** START OF Rows **

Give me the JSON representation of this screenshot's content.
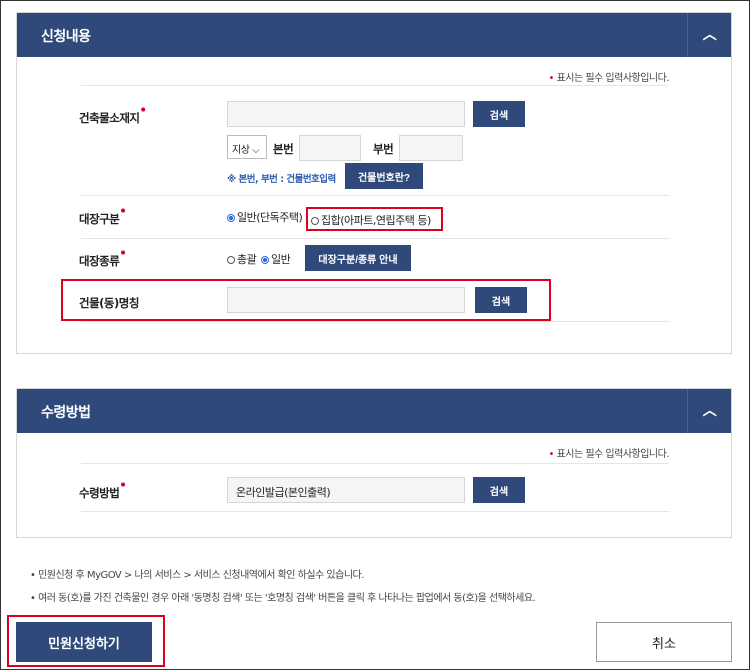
{
  "section1": {
    "title": "신청내용",
    "toggle": "︿",
    "required_note": "표시는 필수 입력사항입니다.",
    "address_label": "건축물소재지",
    "search": "검색",
    "lot_select": "지상",
    "main_no": "본번",
    "sub_no": "부번",
    "hint": "※ 본번, 부번 : 건물번호입력",
    "building_no_btn": "건물번호란?",
    "type_label": "대장구분",
    "type_opt1": "일반(단독주택)",
    "type_opt2": "집합(아파트,연립주택 등)",
    "kind_label": "대장종류",
    "kind_opt1": "총괄",
    "kind_opt2": "일반",
    "kind_btn": "대장구분/종류 안내",
    "dong_label": "건물(동)명칭",
    "dong_search": "검색"
  },
  "section2": {
    "title": "수령방법",
    "toggle": "︿",
    "required_note": "표시는 필수 입력사항입니다.",
    "label": "수령방법",
    "value": "온라인발급(본인출력)",
    "search": "검색"
  },
  "notes": [
    "민원신청 후 MyGOV > 나의 서비스 > 서비스 신청내역에서 확인 하실수 있습니다.",
    "여러 동(호)를 가진 건축물인 경우 아래 '동명칭 검색' 또는 '호명칭 검색' 버튼을 클릭 후 나타나는 팝업에서 동(호)을 선택하세요."
  ],
  "submit": "민원신청하기",
  "cancel": "취소"
}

** END OF Rows **

> _Set task_
Omit the pictures and output all of the other material exactly.

> _The response_
Give me the JSON representation of this screenshot's content.
{
  "section1": {
    "title": "신청내용",
    "toggle": "︿",
    "required_note": "표시는 필수 입력사항입니다.",
    "address_label": "건축물소재지",
    "search": "검색",
    "lot_select": "지상",
    "main_no": "본번",
    "sub_no": "부번",
    "hint": "※ 본번, 부번 : 건물번호입력",
    "building_no_btn": "건물번호란?",
    "type_label": "대장구분",
    "type_opt1": "일반(단독주택)",
    "type_opt2": "집합(아파트,연립주택 등)",
    "kind_label": "대장종류",
    "kind_opt1": "총괄",
    "kind_opt2": "일반",
    "kind_btn": "대장구분/종류 안내",
    "dong_label": "건물(동)명칭",
    "dong_search": "검색"
  },
  "section2": {
    "title": "수령방법",
    "toggle": "︿",
    "required_note": "표시는 필수 입력사항입니다.",
    "label": "수령방법",
    "value": "온라인발급(본인출력)",
    "search": "검색"
  },
  "notes": [
    "민원신청 후 MyGOV > 나의 서비스 > 서비스 신청내역에서 확인 하실수 있습니다.",
    "여러 동(호)를 가진 건축물인 경우 아래 '동명칭 검색' 또는 '호명칭 검색' 버튼을 클릭 후 나타나는 팝업에서 동(호)을 선택하세요."
  ],
  "submit": "민원신청하기",
  "cancel": "취소"
}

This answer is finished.